__Data lines__.
########################################

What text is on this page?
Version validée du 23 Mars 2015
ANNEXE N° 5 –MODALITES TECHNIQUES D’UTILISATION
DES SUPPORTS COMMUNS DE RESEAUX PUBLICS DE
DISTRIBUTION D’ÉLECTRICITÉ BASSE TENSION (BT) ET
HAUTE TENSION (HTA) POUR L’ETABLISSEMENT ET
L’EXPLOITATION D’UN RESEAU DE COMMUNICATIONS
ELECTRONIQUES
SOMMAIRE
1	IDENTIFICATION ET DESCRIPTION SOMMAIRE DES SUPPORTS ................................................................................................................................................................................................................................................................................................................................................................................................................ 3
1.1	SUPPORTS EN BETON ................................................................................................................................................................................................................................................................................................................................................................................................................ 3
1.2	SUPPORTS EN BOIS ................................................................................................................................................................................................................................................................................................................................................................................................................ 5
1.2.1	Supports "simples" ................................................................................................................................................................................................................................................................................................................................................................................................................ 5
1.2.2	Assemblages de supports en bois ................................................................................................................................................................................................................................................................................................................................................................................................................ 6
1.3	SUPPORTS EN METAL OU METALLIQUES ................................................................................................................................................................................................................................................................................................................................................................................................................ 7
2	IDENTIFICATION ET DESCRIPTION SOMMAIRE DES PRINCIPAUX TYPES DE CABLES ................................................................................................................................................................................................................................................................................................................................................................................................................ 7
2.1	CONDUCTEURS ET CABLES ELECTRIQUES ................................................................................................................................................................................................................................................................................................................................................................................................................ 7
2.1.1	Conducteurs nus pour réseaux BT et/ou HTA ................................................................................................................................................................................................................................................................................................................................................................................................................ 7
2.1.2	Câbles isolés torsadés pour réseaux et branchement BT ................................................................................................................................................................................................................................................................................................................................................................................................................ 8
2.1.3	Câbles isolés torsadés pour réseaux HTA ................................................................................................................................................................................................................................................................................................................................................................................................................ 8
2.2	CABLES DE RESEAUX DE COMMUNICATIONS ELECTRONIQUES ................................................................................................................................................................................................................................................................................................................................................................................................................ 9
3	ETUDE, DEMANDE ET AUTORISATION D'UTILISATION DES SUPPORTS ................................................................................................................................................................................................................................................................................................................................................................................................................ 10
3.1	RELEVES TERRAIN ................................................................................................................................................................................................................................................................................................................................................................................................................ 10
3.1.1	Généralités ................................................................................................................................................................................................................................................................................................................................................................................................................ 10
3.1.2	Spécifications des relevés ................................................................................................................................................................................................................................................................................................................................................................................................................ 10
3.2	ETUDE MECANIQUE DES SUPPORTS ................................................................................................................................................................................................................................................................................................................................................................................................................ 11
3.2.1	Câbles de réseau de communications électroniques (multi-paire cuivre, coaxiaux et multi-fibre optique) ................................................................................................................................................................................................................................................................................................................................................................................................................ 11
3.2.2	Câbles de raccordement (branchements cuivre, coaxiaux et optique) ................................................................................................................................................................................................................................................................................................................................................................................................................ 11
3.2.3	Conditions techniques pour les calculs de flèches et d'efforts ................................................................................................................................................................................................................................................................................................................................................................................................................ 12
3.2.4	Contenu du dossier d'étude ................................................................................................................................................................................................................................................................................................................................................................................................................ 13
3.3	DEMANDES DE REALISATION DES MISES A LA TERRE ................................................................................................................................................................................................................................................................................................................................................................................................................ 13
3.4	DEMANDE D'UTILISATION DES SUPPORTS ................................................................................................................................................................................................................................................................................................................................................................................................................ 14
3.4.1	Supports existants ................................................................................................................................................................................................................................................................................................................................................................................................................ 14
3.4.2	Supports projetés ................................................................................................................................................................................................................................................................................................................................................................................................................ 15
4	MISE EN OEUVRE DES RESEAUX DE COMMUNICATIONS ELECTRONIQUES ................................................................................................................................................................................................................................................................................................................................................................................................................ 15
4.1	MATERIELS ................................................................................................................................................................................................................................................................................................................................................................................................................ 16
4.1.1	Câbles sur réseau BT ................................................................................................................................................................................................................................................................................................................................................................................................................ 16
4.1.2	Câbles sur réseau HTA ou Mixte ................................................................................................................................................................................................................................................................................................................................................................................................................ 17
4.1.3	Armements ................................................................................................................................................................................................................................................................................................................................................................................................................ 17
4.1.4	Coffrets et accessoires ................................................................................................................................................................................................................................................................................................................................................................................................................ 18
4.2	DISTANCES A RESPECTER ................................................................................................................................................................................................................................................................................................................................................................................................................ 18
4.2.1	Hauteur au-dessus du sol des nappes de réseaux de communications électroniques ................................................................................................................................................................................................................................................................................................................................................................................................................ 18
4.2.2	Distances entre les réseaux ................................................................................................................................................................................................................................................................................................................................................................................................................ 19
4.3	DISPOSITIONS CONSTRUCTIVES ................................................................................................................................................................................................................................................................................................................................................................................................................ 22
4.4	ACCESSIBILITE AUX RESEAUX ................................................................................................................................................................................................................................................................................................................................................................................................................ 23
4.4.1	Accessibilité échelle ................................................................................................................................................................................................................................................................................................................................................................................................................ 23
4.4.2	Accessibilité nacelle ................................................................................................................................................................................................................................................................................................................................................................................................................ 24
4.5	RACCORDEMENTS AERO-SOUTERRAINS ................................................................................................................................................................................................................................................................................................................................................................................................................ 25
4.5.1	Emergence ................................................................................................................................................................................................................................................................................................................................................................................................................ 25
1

########################################

__Work required__. Recopy the whole listing exactly.

__Reply to the exercise__.
What text is on this page?
Version validée du 23 Mars 2015
ANNEXE N° 5 –MODALITES TECHNIQUES D’UTILISATION
DES SUPPORTS COMMUNS DE RESEAUX PUBLICS DE
DISTRIBUTION D’ÉLECTRICITÉ BASSE TENSION (BT) ET
HAUTE TENSION (HTA) POUR L’ETABLISSEMENT ET
L’EXPLOITATION D’UN RESEAU DE COMMUNICATIONS
ELECTRONIQUES
SOMMAIRE
1	IDENTIFICATION ET DESCRIPTION SOMMAIRE DES SUPPORTS ................................................................................................................................................................................................................................................................................................................................................................................................................ 3
1.1	SUPPORTS EN BETON ................................................................................................................................................................................................................................................................................................................................................................................................................ 3
1.2	SUPPORTS EN BOIS ................................................................................................................................................................................................................................................................................................................................................................................................................ 5
1.2.1	Supports "simples" ................................................................................................................................................................................................................................................................................................................................................................................................................ 5
1.2.2	Assemblages de supports en bois ................................................................................................................................................................................................................................................................................................................................................................................................................ 6
1.3	SUPPORTS EN METAL OU METALLIQUES ................................................................................................................................................................................................................................................................................................................................................................................................................ 7
2	IDENTIFICATION ET DESCRIPTION SOMMAIRE DES PRINCIPAUX TYPES DE CABLES ................................................................................................................................................................................................................................................................................................................................................................................................................ 7
2.1	CONDUCTEURS ET CABLES ELECTRIQUES ................................................................................................................................................................................................................................................................................................................................................................................................................ 7
2.1.1	Conducteurs nus pour réseaux BT et/ou HTA ................................................................................................................................................................................................................................................................................................................................................................................................................ 7
2.1.2	Câbles isolés torsadés pour réseaux et branchement BT ................................................................................................................................................................................................................................................................................................................................................................................................................ 8
2.1.3	Câbles isolés torsadés pour réseaux HTA ................................................................................................................................................................................................................................................................................................................................................................................................................ 8
2.2	CABLES DE RESEAUX DE COMMUNICATIONS ELECTRONIQUES ................................................................................................................................................................................................................................................................................................................................................................................................................ 9
3	ETUDE, DEMANDE ET AUTORISATION D'UTILISATION DES SUPPORTS ................................................................................................................................................................................................................................................................................................................................................................................................................ 10
3.1	RELEVES TERRAIN ................................................................................................................................................................................................................................................................................................................................................................................................................ 10
3.1.1	Généralités ................................................................................................................................................................................................................................................................................................................................................................................................................ 10
3.1.2	Spécifications des relevés ................................................................................................................................................................................................................................................................................................................................................................................................................ 10
3.2	ETUDE MECANIQUE DES SUPPORTS ................................................................................................................................................................................................................................................................................................................................................................................................................ 11
3.2.1	Câbles de réseau de communications électroniques (multi-paire cuivre, coaxiaux et multi-fibre optique) ................................................................................................................................................................................................................................................................................................................................................................................................................ 11
3.2.2	Câbles de raccordement (branchements cuivre, coaxiaux et optique) ................................................................................................................................................................................................................................................................................................................................................................................................................ 11
3.2.3	Conditions techniques pour les calculs de flèches et d'efforts ................................................................................................................................................................................................................................................................................................................................................................................................................ 12
3.2.4	Contenu du dossier d'étude ................................................................................................................................................................................................................................................................................................................................................................................................................ 13
3.3	DEMANDES DE REALISATION DES MISES A LA TERRE ................................................................................................................................................................................................................................................................................................................................................................................................................ 13
3.4	DEMANDE D'UTILISATION DES SUPPORTS ................................................................................................................................................................................................................................................................................................................................................................................................................ 14
3.4.1	Supports existants ................................................................................................................................................................................................................................................................................................................................................................................................................ 14
3.4.2	Supports projetés ................................................................................................................................................................................................................................................................................................................................................................................................................ 15
4	MISE EN OEUVRE DES RESEAUX DE COMMUNICATIONS ELECTRONIQUES ................................................................................................................................................................................................................................................................................................................................................................................................................ 15
4.1	MATERIELS ................................................................................................................................................................................................................................................................................................................................................................................................................ 16
4.1.1	Câbles sur réseau BT ................................................................................................................................................................................................................................................................................................................................................................................................................ 16
4.1.2	Câbles sur réseau HTA ou Mixte ................................................................................................................................................................................................................................................................................................................................................................................................................ 17
4.1.3	Armements ................................................................................................................................................................................................................................................................................................................................................................................................................ 17
4.1.4	Coffrets et accessoires ................................................................................................................................................................................................................................................................................................................................................................................................................ 18
4.2	DISTANCES A RESPECTER ................................................................................................................................................................................................................................................................................................................................................................................................................ 18
4.2.1	Hauteur au-dessus du sol des nappes de réseaux de communications électroniques ................................................................................................................................................................................................................................................................................................................................................................................................................ 18
4.2.2	Distances entre les réseaux ................................................................................................................................................................................................................................................................................................................................................................................................................ 19
4.3	DISPOSITIONS CONSTRUCTIVES ................................................................................................................................................................................................................................................................................................................................................................................................................ 22
4.4	ACCESSIBILITE AUX RESEAUX ................................................................................................................................................................................................................................................................................................................................................................................................................ 23
4.4.1	Accessibilité échelle ................................................................................................................................................................................................................................................................................................................................................................................................................ 23
4.4.2	Accessibilité nacelle ................................................................................................................................................................................................................................................................................................................................................................................................................ 24
4.5	RACCORDEMENTS AERO-SOUTERRAINS ................................................................................................................................................................................................................................................................................................................................................................................................................ 25
4.5.1	Emergence ................................................................................................................................................................................................................................................................................................................................................................................................................ 25
1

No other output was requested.